Would you copy out the whole listing exactly as given?
** start Material provided **
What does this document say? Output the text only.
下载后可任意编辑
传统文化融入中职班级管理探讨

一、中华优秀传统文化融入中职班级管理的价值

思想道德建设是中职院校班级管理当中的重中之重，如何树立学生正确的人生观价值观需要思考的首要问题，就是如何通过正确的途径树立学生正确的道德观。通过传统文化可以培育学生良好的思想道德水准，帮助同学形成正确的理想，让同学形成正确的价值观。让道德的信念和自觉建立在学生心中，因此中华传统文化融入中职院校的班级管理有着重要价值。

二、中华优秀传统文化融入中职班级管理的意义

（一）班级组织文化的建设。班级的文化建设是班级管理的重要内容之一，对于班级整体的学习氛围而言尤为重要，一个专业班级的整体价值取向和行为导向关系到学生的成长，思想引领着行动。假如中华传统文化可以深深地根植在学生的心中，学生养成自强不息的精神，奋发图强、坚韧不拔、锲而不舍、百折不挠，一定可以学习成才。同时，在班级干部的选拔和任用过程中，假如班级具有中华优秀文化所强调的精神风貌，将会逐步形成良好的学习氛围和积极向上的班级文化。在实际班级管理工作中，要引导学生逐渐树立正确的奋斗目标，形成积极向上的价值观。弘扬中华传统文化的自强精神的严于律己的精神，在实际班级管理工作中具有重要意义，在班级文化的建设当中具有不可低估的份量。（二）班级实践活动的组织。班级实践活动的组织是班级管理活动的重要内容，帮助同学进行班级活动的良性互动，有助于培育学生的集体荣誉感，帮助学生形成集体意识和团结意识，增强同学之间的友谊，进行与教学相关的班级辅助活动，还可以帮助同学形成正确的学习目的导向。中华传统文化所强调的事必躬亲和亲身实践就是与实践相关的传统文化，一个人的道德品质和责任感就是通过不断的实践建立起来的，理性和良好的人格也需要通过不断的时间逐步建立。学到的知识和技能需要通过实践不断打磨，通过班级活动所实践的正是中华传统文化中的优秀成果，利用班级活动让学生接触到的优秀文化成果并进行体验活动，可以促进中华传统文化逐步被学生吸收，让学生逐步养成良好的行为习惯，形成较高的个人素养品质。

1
** end Material provided **
◆ **Problem solution**:
What does this document say? Output the text only.
下载后可任意编辑
传统文化融入中职班级管理探讨

一、中华优秀传统文化融入中职班级管理的价值

思想道德建设是中职院校班级管理当中的重中之重，如何树立学生正确的人生观价值观需要思考的首要问题，就是如何通过正确的途径树立学生正确的道德观。通过传统文化可以培育学生良好的思想道德水准，帮助同学形成正确的理想，让同学形成正确的价值观。让道德的信念和自觉建立在学生心中，因此中华传统文化融入中职院校的班级管理有着重要价值。

二、中华优秀传统文化融入中职班级管理的意义

（一）班级组织文化的建设。班级的文化建设是班级管理的重要内容之一，对于班级整体的学习氛围而言尤为重要，一个专业班级的整体价值取向和行为导向关系到学生的成长，思想引领着行动。假如中华传统文化可以深深地根植在学生的心中，学生养成自强不息的精神，奋发图强、坚韧不拔、锲而不舍、百折不挠，一定可以学习成才。同时，在班级干部的选拔和任用过程中，假如班级具有中华优秀文化所强调的精神风貌，将会逐步形成良好的学习氛围和积极向上的班级文化。在实际班级管理工作中，要引导学生逐渐树立正确的奋斗目标，形成积极向上的价值观。弘扬中华传统文化的自强精神的严于律己的精神，在实际班级管理工作中具有重要意义，在班级文化的建设当中具有不可低估的份量。（二）班级实践活动的组织。班级实践活动的组织是班级管理活动的重要内容，帮助同学进行班级活动的良性互动，有助于培育学生的集体荣誉感，帮助学生形成集体意识和团结意识，增强同学之间的友谊，进行与教学相关的班级辅助活动，还可以帮助同学形成正确的学习目的导向。中华传统文化所强调的事必躬亲和亲身实践就是与实践相关的传统文化，一个人的道德品质和责任感就是通过不断的实践建立起来的，理性和良好的人格也需要通过不断的时间逐步建立。学到的知识和技能需要通过实践不断打磨，通过班级活动所实践的正是中华传统文化中的优秀成果，利用班级活动让学生接触到的优秀文化成果并进行体验活动，可以促进中华传统文化逐步被学生吸收，让学生逐步养成良好的行为习惯，形成较高的个人素养品质。

1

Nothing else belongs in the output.